-- Goal of the exercise --
Leaving out the pictures, please retype each record exactly.

[Data records]
• • • • •

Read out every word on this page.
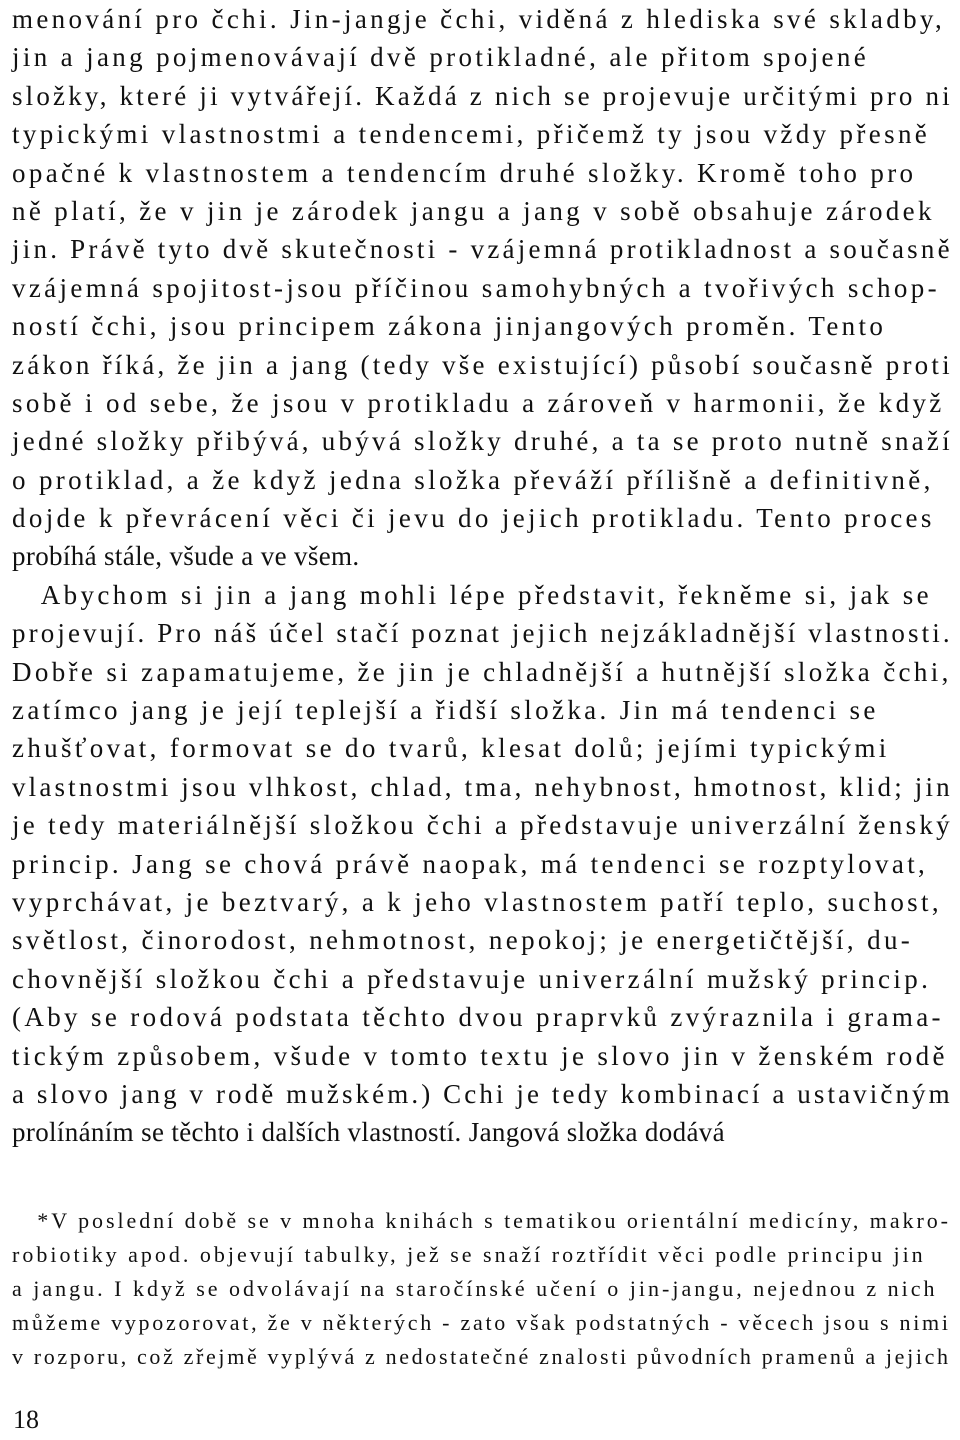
menování pro čchi. Jin-jangje čchi, viděná z hlediska své skladby,
jin a jang pojmenovávají dvě protikladné, ale přitom spojené
složky, které ji vytvářejí. Každá z nich se projevuje určitými pro ni
typickými vlastnostmi a tendencemi, přičemž ty jsou vždy přesně
opačné k vlastnostem a tendencím druhé složky. Kromě toho pro
ně platí, že v jin je zárodek jangu a jang v sobě obsahuje zárodek
jin. Právě tyto dvě skutečnosti - vzájemná protikladnost a současně
vzájemná spojitost-jsou příčinou samohybných a tvořivých schop-
ností čchi, jsou principem zákona jinjangových proměn. Tento
zákon říká, že jin a jang (tedy vše existující) působí současně proti
sobě i od sebe, že jsou v protikladu a zároveň v harmonii, že když
jedné složky přibývá, ubývá složky druhé, a ta se proto nutně snaží
o protiklad, a že když jedna složka převáží přílišně a definitivně,
dojde k převrácení věci či jevu do jejich protikladu. Tento proces
probíhá stále, všude a ve všem.
Abychom si jin a jang mohli lépe představit, řekněme si, jak se
projevují. Pro náš účel stačí poznat jejich nejzákladnější vlastnosti.
Dobře si zapamatujeme, že jin je chladnější a hutnější složka čchi,
zatímco jang je její teplejší a řidší složka. Jin má tendenci se
zhušťovat, formovat se do tvarů, klesat dolů; jejími typickými
vlastnostmi jsou vlhkost, chlad, tma, nehybnost, hmotnost, klid; jin
je tedy materiálnější složkou čchi a představuje univerzální ženský
princip. Jang se chová právě naopak, má tendenci se rozptylovat,
vyprchávat, je beztvarý, a k jeho vlastnostem patří teplo, suchost,
světlost, činorodost, nehmotnost, nepokoj; je energetičtější, du-
chovnější složkou čchi a představuje univerzální mužský princip.
(Aby se rodová podstata těchto dvou praprvků zvýraznila i grama-
tickým způsobem, všude v tomto textu je slovo jin v ženském rodě
a slovo jang v rodě mužském.) Cchi je tedy kombinací a ustavičným
prolínáním se těchto i dalších vlastností. Jangová složka dodává
*V poslední době se v mnoha knihách s tematikou orientální medicíny, makro-
robiotiky apod. objevují tabulky, jež se snaží roztřídit věci podle principu jin
a jangu. I když se odvolávají na staročínské učení o jin-jangu, nejednou z nich
můžeme vypozorovat, že v některých - zato však podstatných - věcech jsou s nimi
v rozporu, což zřejmě vyplývá z nedostatečné znalosti původních pramenů a jejich
18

• • • • •

-- Solution to this exercise --
Read out every word on this page.
menování pro čchi. Jin-jangje čchi, viděná z hlediska své skladby,
jin a jang pojmenovávají dvě protikladné, ale přitom spojené
složky, které ji vytvářejí. Každá z nich se projevuje určitými pro ni
typickými vlastnostmi a tendencemi, přičemž ty jsou vždy přesně
opačné k vlastnostem a tendencím druhé složky. Kromě toho pro
ně platí, že v jin je zárodek jangu a jang v sobě obsahuje zárodek
jin. Právě tyto dvě skutečnosti - vzájemná protikladnost a současně
vzájemná spojitost-jsou příčinou samohybných a tvořivých schop-
ností čchi, jsou principem zákona jinjangových proměn. Tento
zákon říká, že jin a jang (tedy vše existující) působí současně proti
sobě i od sebe, že jsou v protikladu a zároveň v harmonii, že když
jedné složky přibývá, ubývá složky druhé, a ta se proto nutně snaží
o protiklad, a že když jedna složka převáží přílišně a definitivně,
dojde k převrácení věci či jevu do jejich protikladu. Tento proces
probíhá stále, všude a ve všem.
Abychom si jin a jang mohli lépe představit, řekněme si, jak se
projevují. Pro náš účel stačí poznat jejich nejzákladnější vlastnosti.
Dobře si zapamatujeme, že jin je chladnější a hutnější složka čchi,
zatímco jang je její teplejší a řidší složka. Jin má tendenci se
zhušťovat, formovat se do tvarů, klesat dolů; jejími typickými
vlastnostmi jsou vlhkost, chlad, tma, nehybnost, hmotnost, klid; jin
je tedy materiálnější složkou čchi a představuje univerzální ženský
princip. Jang se chová právě naopak, má tendenci se rozptylovat,
vyprchávat, je beztvarý, a k jeho vlastnostem patří teplo, suchost,
světlost, činorodost, nehmotnost, nepokoj; je energetičtější, du-
chovnější složkou čchi a představuje univerzální mužský princip.
(Aby se rodová podstata těchto dvou praprvků zvýraznila i grama-
tickým způsobem, všude v tomto textu je slovo jin v ženském rodě
a slovo jang v rodě mužském.) Cchi je tedy kombinací a ustavičným
prolínáním se těchto i dalších vlastností. Jangová složka dodává
*V poslední době se v mnoha knihách s tematikou orientální medicíny, makro-
robiotiky apod. objevují tabulky, jež se snaží roztřídit věci podle principu jin
a jangu. I když se odvolávají na staročínské učení o jin-jangu, nejednou z nich
můžeme vypozorovat, že v některých - zato však podstatných - věcech jsou s nimi
v rozporu, což zřejmě vyplývá z nedostatečné znalosti původních pramenů a jejich
18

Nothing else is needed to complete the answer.